*Exercise details:* Return each line of the listing that contains the string "this".

Dataset records:

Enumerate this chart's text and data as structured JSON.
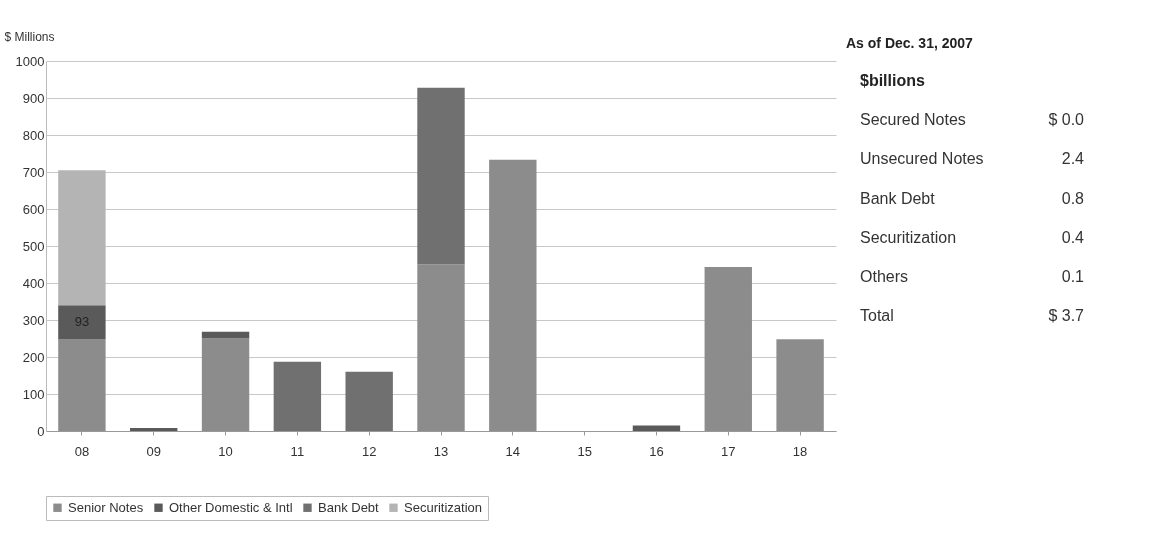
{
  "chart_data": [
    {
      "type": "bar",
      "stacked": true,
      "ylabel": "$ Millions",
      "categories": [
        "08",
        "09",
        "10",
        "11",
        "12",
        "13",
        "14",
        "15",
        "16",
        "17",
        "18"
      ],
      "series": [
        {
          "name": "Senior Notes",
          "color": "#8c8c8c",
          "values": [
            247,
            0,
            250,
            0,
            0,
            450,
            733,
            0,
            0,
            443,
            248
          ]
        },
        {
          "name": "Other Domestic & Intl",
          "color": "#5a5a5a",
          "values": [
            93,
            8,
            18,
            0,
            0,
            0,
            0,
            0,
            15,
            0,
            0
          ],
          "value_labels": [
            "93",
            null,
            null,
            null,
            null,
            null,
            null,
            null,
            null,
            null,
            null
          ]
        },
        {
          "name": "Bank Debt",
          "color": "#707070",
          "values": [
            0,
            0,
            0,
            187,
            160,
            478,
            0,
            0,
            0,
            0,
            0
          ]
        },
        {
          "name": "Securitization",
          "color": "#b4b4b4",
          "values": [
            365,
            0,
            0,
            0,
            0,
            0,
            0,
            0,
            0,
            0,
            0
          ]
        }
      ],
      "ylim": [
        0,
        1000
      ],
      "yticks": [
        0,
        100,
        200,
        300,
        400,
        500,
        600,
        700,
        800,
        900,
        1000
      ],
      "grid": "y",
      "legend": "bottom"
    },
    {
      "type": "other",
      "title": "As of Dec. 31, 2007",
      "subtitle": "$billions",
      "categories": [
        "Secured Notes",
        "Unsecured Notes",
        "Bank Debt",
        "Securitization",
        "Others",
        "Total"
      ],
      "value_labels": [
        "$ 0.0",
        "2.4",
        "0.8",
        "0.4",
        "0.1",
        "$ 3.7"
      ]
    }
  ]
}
---
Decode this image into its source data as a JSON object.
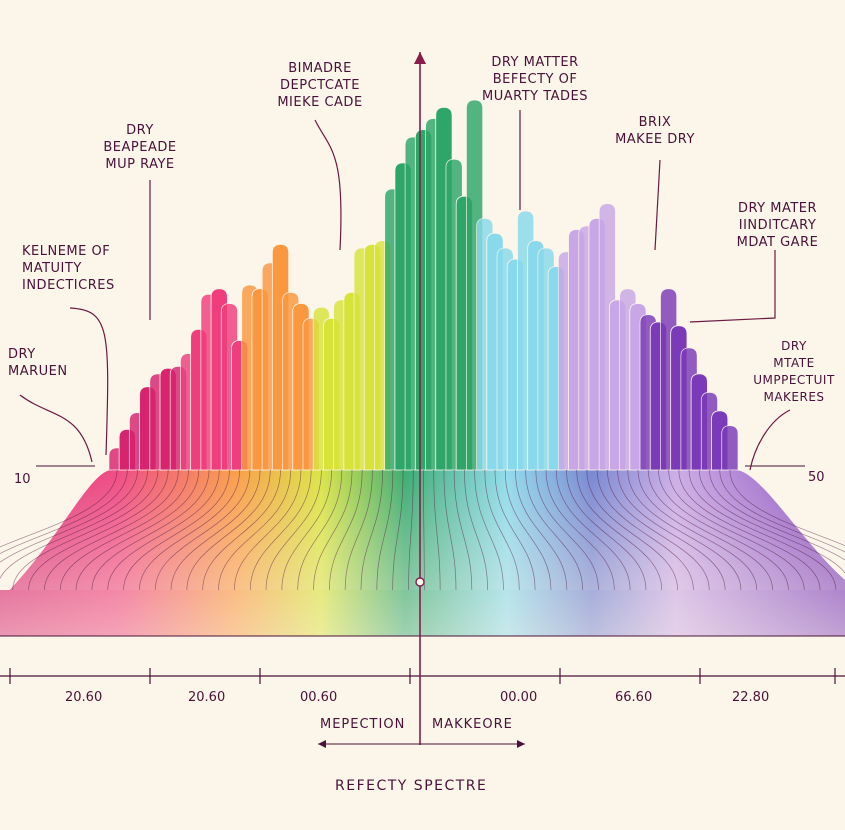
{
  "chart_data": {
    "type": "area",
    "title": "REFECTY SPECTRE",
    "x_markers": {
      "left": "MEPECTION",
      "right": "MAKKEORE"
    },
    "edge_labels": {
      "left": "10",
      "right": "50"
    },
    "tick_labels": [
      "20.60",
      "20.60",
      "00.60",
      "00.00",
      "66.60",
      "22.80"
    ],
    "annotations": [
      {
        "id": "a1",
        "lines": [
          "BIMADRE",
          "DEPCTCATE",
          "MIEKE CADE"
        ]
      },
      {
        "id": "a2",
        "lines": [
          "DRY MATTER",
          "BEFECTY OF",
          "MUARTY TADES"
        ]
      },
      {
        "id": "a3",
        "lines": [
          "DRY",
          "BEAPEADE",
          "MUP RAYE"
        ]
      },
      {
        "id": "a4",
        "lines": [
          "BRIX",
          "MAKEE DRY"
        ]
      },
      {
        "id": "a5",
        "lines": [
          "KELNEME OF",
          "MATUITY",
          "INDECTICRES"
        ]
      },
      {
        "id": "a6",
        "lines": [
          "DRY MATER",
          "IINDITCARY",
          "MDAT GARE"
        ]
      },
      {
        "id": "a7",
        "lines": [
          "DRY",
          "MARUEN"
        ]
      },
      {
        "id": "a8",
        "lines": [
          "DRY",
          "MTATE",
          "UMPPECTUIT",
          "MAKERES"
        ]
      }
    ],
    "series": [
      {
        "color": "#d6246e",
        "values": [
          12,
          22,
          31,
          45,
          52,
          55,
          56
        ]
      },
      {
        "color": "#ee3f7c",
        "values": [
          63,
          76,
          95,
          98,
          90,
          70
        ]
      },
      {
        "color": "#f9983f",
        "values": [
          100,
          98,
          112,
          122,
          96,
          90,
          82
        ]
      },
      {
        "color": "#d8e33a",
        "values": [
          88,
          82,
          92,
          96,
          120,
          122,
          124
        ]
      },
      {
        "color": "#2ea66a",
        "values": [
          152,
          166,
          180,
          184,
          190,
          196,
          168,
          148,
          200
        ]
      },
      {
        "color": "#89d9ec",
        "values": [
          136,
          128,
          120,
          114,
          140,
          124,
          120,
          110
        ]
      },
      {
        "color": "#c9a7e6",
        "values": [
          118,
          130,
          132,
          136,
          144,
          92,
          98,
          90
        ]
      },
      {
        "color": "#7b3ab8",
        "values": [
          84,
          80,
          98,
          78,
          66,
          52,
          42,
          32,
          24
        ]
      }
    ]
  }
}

*Solved problem:*
Enumerate this chart's text and data as structured JSON.
Decode this image into its source data as a JSON object.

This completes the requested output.